[Collected data]
========================

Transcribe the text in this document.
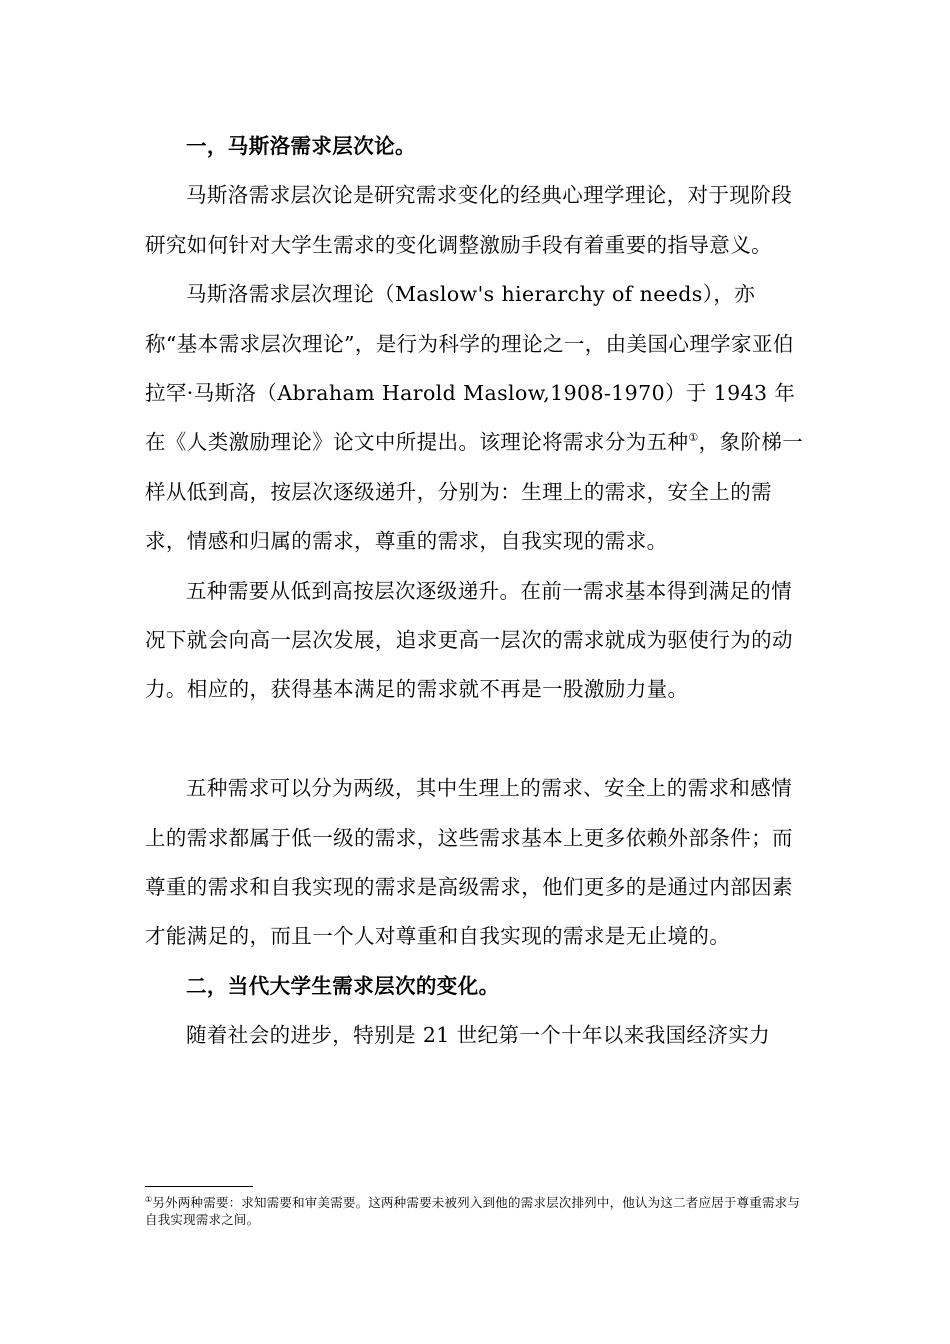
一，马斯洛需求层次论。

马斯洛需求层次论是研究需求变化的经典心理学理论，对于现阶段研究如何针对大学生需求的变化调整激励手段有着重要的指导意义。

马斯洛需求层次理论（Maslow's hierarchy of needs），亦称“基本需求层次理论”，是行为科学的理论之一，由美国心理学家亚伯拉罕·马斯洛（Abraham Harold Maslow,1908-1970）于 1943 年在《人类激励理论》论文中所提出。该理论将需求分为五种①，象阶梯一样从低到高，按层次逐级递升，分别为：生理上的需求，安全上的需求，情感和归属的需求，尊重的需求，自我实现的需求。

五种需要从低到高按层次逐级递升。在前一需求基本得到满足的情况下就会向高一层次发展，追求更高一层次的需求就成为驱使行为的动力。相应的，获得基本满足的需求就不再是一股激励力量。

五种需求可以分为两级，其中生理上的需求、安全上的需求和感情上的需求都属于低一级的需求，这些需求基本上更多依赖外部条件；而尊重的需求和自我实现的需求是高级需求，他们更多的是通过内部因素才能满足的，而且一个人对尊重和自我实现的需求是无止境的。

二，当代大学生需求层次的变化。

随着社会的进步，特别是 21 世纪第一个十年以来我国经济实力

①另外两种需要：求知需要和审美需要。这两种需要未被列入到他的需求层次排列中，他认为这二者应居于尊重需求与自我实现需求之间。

========================

# GOAL:
Set the listing down in full and exactly. Pictures within it should not appear in the copy.

# OUTPUT BELOW:
Transcribe the text in this document.
一，马斯洛需求层次论。

马斯洛需求层次论是研究需求变化的经典心理学理论，对于现阶段研究如何针对大学生需求的变化调整激励手段有着重要的指导意义。

马斯洛需求层次理论（Maslow's hierarchy of needs），亦称“基本需求层次理论”，是行为科学的理论之一，由美国心理学家亚伯拉罕·马斯洛（Abraham Harold Maslow,1908-1970）于 1943 年在《人类激励理论》论文中所提出。该理论将需求分为五种①，象阶梯一样从低到高，按层次逐级递升，分别为：生理上的需求，安全上的需求，情感和归属的需求，尊重的需求，自我实现的需求。

五种需要从低到高按层次逐级递升。在前一需求基本得到满足的情况下就会向高一层次发展，追求更高一层次的需求就成为驱使行为的动力。相应的，获得基本满足的需求就不再是一股激励力量。

五种需求可以分为两级，其中生理上的需求、安全上的需求和感情上的需求都属于低一级的需求，这些需求基本上更多依赖外部条件；而尊重的需求和自我实现的需求是高级需求，他们更多的是通过内部因素才能满足的，而且一个人对尊重和自我实现的需求是无止境的。

二，当代大学生需求层次的变化。

随着社会的进步，特别是 21 世纪第一个十年以来我国经济实力

①另外两种需要：求知需要和审美需要。这两种需要未被列入到他的需求层次排列中，他认为这二者应居于尊重需求与自我实现需求之间。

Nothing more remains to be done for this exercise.